[Figure data in JSON]
:::

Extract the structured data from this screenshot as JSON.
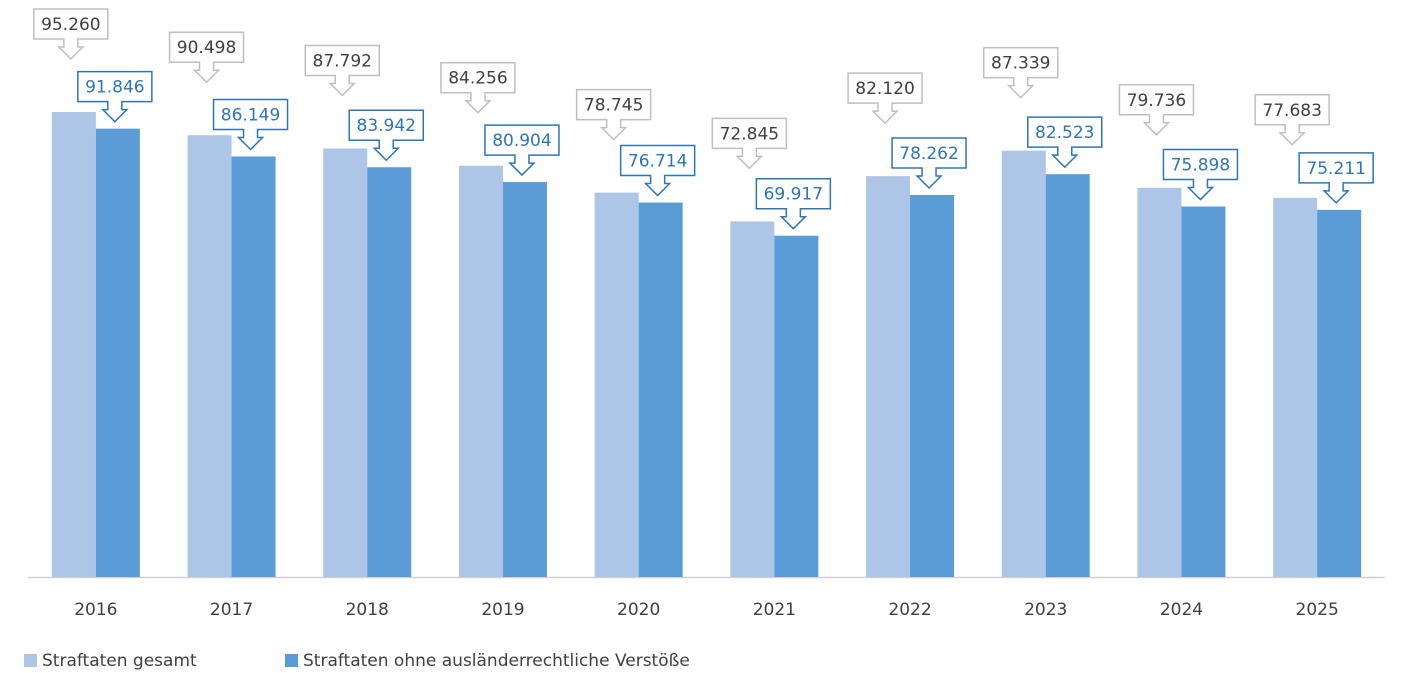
{
  "chart_data": {
    "type": "bar",
    "categories": [
      "2016",
      "2017",
      "2018",
      "2019",
      "2020",
      "2021",
      "2022",
      "2023",
      "2024",
      "2025"
    ],
    "series": [
      {
        "name": "Straftaten gesamt",
        "color": "#adc5e6",
        "values": [
          95260,
          90498,
          87792,
          84256,
          78745,
          72845,
          82120,
          87339,
          79736,
          77683
        ],
        "value_labels": [
          "95.260",
          "90.498",
          "87.792",
          "84.256",
          "78.745",
          "72.845",
          "82.120",
          "87.339",
          "79.736",
          "77.683"
        ]
      },
      {
        "name": "Straftaten ohne ausländerrechtliche Verstöße",
        "color": "#5b9bd6",
        "values": [
          91846,
          86149,
          83942,
          80904,
          76714,
          69917,
          78262,
          82523,
          75898,
          75211
        ],
        "value_labels": [
          "91.846",
          "86.149",
          "83.942",
          "80.904",
          "76.714",
          "69.917",
          "78.262",
          "82.523",
          "75.898",
          "75.211"
        ]
      }
    ],
    "legend": "bottom-left"
  }
}
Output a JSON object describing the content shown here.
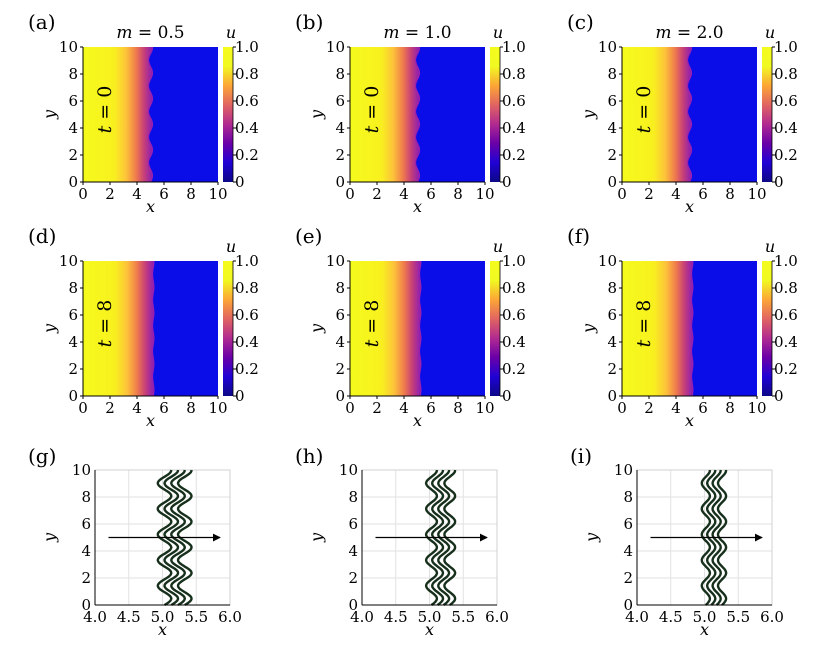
{
  "figure": {
    "colormap": [
      "#0d0887",
      "#2002d4",
      "#6a00a8",
      "#b12a90",
      "#e16462",
      "#fca636",
      "#f0f921",
      "#f5fb1d"
    ]
  },
  "chart_data": [
    {
      "type": "heatmap",
      "panel": "(a)",
      "title_var": "m",
      "title_val": "0.5",
      "cbar_label": "u",
      "annotation": "t = 0",
      "xlabel": "x",
      "ylabel": "y",
      "xlim": [
        0,
        10
      ],
      "ylim": [
        0,
        10
      ],
      "xticks": [
        "0",
        "2",
        "4",
        "6",
        "8",
        "10"
      ],
      "yticks": [
        "0",
        "2",
        "4",
        "6",
        "8",
        "10"
      ],
      "cbar_ticks": [
        "0",
        "0.2",
        "0.4",
        "0.6",
        "0.8",
        "1.0"
      ],
      "front_x": 5.0,
      "front_amp": 0.15,
      "front_width": 0.9
    },
    {
      "type": "heatmap",
      "panel": "(b)",
      "title_var": "m",
      "title_val": "1.0",
      "cbar_label": "u",
      "annotation": "t = 0",
      "xlabel": "x",
      "ylabel": "y",
      "xlim": [
        0,
        10
      ],
      "ylim": [
        0,
        10
      ],
      "xticks": [
        "0",
        "2",
        "4",
        "6",
        "8",
        "10"
      ],
      "yticks": [
        "0",
        "2",
        "4",
        "6",
        "8",
        "10"
      ],
      "cbar_ticks": [
        "0",
        "0.2",
        "0.4",
        "0.6",
        "0.8",
        "1.0"
      ],
      "front_x": 5.0,
      "front_amp": 0.15,
      "front_width": 0.9
    },
    {
      "type": "heatmap",
      "panel": "(c)",
      "title_var": "m",
      "title_val": "2.0",
      "cbar_label": "u",
      "annotation": "t = 0",
      "xlabel": "x",
      "ylabel": "y",
      "xlim": [
        0,
        10
      ],
      "ylim": [
        0,
        10
      ],
      "xticks": [
        "0",
        "2",
        "4",
        "6",
        "8",
        "10"
      ],
      "yticks": [
        "0",
        "2",
        "4",
        "6",
        "8",
        "10"
      ],
      "cbar_ticks": [
        "0",
        "0.2",
        "0.4",
        "0.6",
        "0.8",
        "1.0"
      ],
      "front_x": 5.0,
      "front_amp": 0.15,
      "front_width": 0.9
    },
    {
      "type": "heatmap",
      "panel": "(d)",
      "title_var": "",
      "title_val": "",
      "cbar_label": "u",
      "annotation": "t = 8",
      "xlabel": "x",
      "ylabel": "y",
      "xlim": [
        0,
        10
      ],
      "ylim": [
        0,
        10
      ],
      "xticks": [
        "0",
        "2",
        "4",
        "6",
        "8",
        "10"
      ],
      "yticks": [
        "0",
        "2",
        "4",
        "6",
        "8",
        "10"
      ],
      "cbar_ticks": [
        "0",
        "0.2",
        "0.4",
        "0.6",
        "0.8",
        "1.0"
      ],
      "front_x": 5.2,
      "front_amp": 0.05,
      "front_width": 0.9
    },
    {
      "type": "heatmap",
      "panel": "(e)",
      "title_var": "",
      "title_val": "",
      "cbar_label": "u",
      "annotation": "t = 8",
      "xlabel": "x",
      "ylabel": "y",
      "xlim": [
        0,
        10
      ],
      "ylim": [
        0,
        10
      ],
      "xticks": [
        "0",
        "2",
        "4",
        "6",
        "8",
        "10"
      ],
      "yticks": [
        "0",
        "2",
        "4",
        "6",
        "8",
        "10"
      ],
      "cbar_ticks": [
        "0",
        "0.2",
        "0.4",
        "0.6",
        "0.8",
        "1.0"
      ],
      "front_x": 5.2,
      "front_amp": 0.05,
      "front_width": 0.9
    },
    {
      "type": "heatmap",
      "panel": "(f)",
      "title_var": "",
      "title_val": "",
      "cbar_label": "u",
      "annotation": "t = 8",
      "xlabel": "x",
      "ylabel": "y",
      "xlim": [
        0,
        10
      ],
      "ylim": [
        0,
        10
      ],
      "xticks": [
        "0",
        "2",
        "4",
        "6",
        "8",
        "10"
      ],
      "yticks": [
        "0",
        "2",
        "4",
        "6",
        "8",
        "10"
      ],
      "cbar_ticks": [
        "0",
        "0.2",
        "0.4",
        "0.6",
        "0.8",
        "1.0"
      ],
      "front_x": 5.2,
      "front_amp": 0.05,
      "front_width": 0.9
    },
    {
      "type": "line",
      "panel": "(g)",
      "xlabel": "x",
      "ylabel": "y",
      "xlim": [
        4,
        6
      ],
      "ylim": [
        0,
        10
      ],
      "xticks": [
        "4.0",
        "4.5",
        "5.0",
        "5.5",
        "6.0"
      ],
      "yticks": [
        "0",
        "2",
        "4",
        "6",
        "8",
        "10"
      ],
      "grid": true,
      "wave_amplitude": 0.1,
      "wave_period": 1.9,
      "contours_x": [
        5.03,
        5.13,
        5.23,
        5.33
      ],
      "arrow": {
        "x_start": 4.2,
        "x_end": 5.85,
        "y": 5
      }
    },
    {
      "type": "line",
      "panel": "(h)",
      "xlabel": "x",
      "ylabel": "y",
      "xlim": [
        4,
        6
      ],
      "ylim": [
        0,
        10
      ],
      "xticks": [
        "4.0",
        "4.5",
        "5.0",
        "5.5",
        "6.0"
      ],
      "yticks": [
        "0",
        "2",
        "4",
        "6",
        "8",
        "10"
      ],
      "grid": true,
      "wave_amplitude": 0.08,
      "wave_period": 1.9,
      "contours_x": [
        5.03,
        5.12,
        5.21,
        5.3
      ],
      "arrow": {
        "x_start": 4.2,
        "x_end": 5.85,
        "y": 5
      }
    },
    {
      "type": "line",
      "panel": "(i)",
      "xlabel": "x",
      "ylabel": "y",
      "xlim": [
        4,
        6
      ],
      "ylim": [
        0,
        10
      ],
      "xticks": [
        "4.0",
        "4.5",
        "5.0",
        "5.5",
        "6.0"
      ],
      "yticks": [
        "0",
        "2",
        "4",
        "6",
        "8",
        "10"
      ],
      "grid": true,
      "wave_amplitude": 0.06,
      "wave_period": 1.9,
      "contours_x": [
        5.02,
        5.1,
        5.18,
        5.26
      ],
      "arrow": {
        "x_start": 4.2,
        "x_end": 5.85,
        "y": 5
      }
    }
  ]
}
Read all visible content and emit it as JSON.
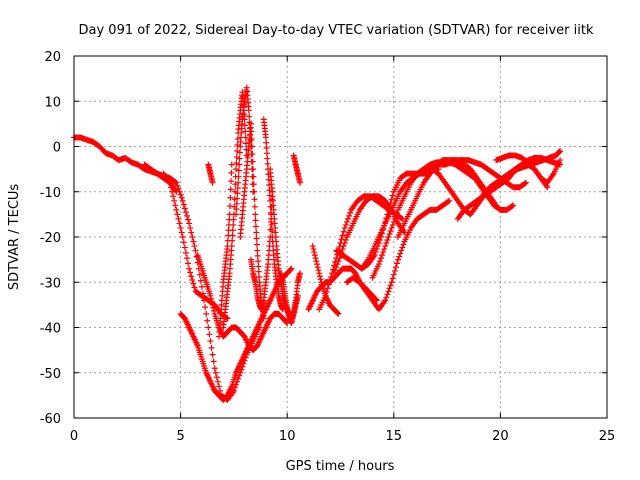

:::

● WRITTEN INSTRUCTION
Keep only those lines of the records that hold "content", and return them.

● TASK RESULT
Output a JSON object describing the content shown here.
Read all visible content and emit it as JSON.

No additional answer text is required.